## START INPUT ROWS

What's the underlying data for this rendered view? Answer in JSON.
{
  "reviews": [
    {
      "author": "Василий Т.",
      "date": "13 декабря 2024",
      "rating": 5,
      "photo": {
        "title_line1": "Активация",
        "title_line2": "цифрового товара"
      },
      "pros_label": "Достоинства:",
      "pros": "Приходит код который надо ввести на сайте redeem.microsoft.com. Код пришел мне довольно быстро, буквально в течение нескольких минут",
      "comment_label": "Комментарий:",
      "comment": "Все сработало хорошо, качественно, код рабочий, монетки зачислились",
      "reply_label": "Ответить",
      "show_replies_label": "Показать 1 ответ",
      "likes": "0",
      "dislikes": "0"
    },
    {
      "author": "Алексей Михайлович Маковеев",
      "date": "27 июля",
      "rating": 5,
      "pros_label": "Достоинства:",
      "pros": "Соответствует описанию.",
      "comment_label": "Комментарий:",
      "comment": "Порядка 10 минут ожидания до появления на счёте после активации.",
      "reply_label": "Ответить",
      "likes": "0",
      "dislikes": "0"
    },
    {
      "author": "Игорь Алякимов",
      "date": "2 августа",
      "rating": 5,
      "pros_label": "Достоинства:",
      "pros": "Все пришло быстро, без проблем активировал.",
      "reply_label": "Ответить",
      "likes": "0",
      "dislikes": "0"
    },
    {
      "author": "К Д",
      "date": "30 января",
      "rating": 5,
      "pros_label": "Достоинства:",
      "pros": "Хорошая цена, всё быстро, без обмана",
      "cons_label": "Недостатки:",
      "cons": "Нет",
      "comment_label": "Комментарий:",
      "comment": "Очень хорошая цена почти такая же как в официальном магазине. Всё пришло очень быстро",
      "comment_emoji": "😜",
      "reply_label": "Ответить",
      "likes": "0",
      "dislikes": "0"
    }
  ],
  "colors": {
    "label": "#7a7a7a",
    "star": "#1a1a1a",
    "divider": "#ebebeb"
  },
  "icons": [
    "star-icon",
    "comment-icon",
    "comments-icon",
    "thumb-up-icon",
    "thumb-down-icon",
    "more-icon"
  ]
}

## END INPUT ROWS

WHAT IS BEING ASKED
Extract, word for word, each line of the listing above.

ANSWER FOR THE TASK
What's the underlying data for this rendered view? Answer in JSON.
{
  "reviews": [
    {
      "author": "Василий Т.",
      "date": "13 декабря 2024",
      "rating": 5,
      "photo": {
        "title_line1": "Активация",
        "title_line2": "цифрового товара"
      },
      "pros_label": "Достоинства:",
      "pros": "Приходит код который надо ввести на сайте redeem.microsoft.com. Код пришел мне довольно быстро, буквально в течение нескольких минут",
      "comment_label": "Комментарий:",
      "comment": "Все сработало хорошо, качественно, код рабочий, монетки зачислились",
      "reply_label": "Ответить",
      "show_replies_label": "Показать 1 ответ",
      "likes": "0",
      "dislikes": "0"
    },
    {
      "author": "Алексей Михайлович Маковеев",
      "date": "27 июля",
      "rating": 5,
      "pros_label": "Достоинства:",
      "pros": "Соответствует описанию.",
      "comment_label": "Комментарий:",
      "comment": "Порядка 10 минут ожидания до появления на счёте после активации.",
      "reply_label": "Ответить",
      "likes": "0",
      "dislikes": "0"
    },
    {
      "author": "Игорь Алякимов",
      "date": "2 августа",
      "rating": 5,
      "pros_label": "Достоинства:",
      "pros": "Все пришло быстро, без проблем активировал.",
      "reply_label": "Ответить",
      "likes": "0",
      "dislikes": "0"
    },
    {
      "author": "К Д",
      "date": "30 января",
      "rating": 5,
      "pros_label": "Достоинства:",
      "pros": "Хорошая цена, всё быстро, без обмана",
      "cons_label": "Недостатки:",
      "cons": "Нет",
      "comment_label": "Комментарий:",
      "comment": "Очень хорошая цена почти такая же как в официальном магазине. Всё пришло очень быстро",
      "comment_emoji": "😜",
      "reply_label": "Ответить",
      "likes": "0",
      "dislikes": "0"
    }
  ],
  "colors": {
    "label": "#7a7a7a",
    "star": "#1a1a1a",
    "divider": "#ebebeb"
  },
  "icons": [
    "star-icon",
    "comment-icon",
    "comments-icon",
    "thumb-up-icon",
    "thumb-down-icon",
    "more-icon"
  ]
}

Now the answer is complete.